→ REQUEST: Copy out the final stretch of the listing: the line that contains "Convert this document image to plain text." and all lines after it, exactly as they appear.

*****

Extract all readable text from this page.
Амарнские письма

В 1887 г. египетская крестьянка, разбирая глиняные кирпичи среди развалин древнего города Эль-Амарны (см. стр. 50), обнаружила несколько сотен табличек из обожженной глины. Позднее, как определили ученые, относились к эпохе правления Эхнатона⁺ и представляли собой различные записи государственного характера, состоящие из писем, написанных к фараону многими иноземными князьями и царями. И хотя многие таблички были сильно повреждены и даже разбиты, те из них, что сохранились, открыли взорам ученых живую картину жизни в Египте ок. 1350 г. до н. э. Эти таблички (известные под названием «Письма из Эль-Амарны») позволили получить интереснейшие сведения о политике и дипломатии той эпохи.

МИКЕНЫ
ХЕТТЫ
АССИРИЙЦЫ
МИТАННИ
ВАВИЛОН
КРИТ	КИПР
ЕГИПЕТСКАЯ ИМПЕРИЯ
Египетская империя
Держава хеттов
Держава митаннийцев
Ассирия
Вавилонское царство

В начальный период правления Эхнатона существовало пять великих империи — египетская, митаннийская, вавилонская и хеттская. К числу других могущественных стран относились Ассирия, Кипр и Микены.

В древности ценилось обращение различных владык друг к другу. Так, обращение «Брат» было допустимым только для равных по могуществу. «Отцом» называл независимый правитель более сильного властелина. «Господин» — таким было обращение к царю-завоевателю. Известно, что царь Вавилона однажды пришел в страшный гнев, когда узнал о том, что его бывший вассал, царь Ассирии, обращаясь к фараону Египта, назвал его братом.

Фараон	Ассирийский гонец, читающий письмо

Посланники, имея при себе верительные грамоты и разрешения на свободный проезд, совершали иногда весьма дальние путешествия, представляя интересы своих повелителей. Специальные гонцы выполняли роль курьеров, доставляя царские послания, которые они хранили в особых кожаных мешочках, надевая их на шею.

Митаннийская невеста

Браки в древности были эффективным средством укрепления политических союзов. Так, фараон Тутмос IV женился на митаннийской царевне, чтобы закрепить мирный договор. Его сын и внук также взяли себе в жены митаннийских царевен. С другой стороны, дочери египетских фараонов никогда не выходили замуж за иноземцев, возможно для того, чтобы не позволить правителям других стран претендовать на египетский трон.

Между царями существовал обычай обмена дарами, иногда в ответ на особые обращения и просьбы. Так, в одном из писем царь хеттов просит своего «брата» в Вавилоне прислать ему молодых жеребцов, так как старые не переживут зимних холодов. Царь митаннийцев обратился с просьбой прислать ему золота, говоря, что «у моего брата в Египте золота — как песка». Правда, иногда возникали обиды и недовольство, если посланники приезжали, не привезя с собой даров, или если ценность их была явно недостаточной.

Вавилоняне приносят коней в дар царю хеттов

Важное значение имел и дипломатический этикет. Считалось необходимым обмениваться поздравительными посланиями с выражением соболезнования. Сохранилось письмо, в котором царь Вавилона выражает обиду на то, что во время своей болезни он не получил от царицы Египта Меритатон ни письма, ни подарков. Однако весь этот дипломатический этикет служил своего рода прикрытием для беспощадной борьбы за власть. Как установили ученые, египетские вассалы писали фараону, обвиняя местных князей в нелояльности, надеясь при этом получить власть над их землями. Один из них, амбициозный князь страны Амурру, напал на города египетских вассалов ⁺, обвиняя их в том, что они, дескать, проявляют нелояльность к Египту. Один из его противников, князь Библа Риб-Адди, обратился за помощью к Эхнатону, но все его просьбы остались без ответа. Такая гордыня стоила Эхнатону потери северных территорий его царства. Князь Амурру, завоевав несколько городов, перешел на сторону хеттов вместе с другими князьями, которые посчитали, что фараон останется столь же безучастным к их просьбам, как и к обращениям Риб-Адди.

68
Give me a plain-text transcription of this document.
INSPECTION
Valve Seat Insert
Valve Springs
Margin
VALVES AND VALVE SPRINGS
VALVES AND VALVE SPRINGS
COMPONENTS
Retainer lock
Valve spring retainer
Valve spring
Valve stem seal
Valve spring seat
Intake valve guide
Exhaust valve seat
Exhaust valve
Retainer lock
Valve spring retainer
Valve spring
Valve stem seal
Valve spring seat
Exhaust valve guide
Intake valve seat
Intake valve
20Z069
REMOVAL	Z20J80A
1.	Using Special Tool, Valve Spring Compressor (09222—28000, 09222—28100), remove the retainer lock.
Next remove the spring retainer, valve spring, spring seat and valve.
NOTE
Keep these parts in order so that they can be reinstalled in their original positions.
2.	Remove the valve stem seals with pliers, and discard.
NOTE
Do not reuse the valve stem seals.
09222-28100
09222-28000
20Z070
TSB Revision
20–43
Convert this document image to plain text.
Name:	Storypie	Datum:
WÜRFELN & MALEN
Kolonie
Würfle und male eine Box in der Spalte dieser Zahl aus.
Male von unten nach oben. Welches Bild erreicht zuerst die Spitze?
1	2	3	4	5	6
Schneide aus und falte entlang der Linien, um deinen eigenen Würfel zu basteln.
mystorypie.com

*****

→ RESULT FOR THIS EXERCISE:
Convert this document image to plain text.
Name:	Storypie	Datum:
WÜRFELN & MALEN
Kolonie
Würfle und male eine Box in der Spalte dieser Zahl aus.
Male von unten nach oben. Welches Bild erreicht zuerst die Spitze?
1	2	3	4	5	6
Schneide aus und falte entlang der Linien, um deinen eigenen Würfel zu basteln.
mystorypie.com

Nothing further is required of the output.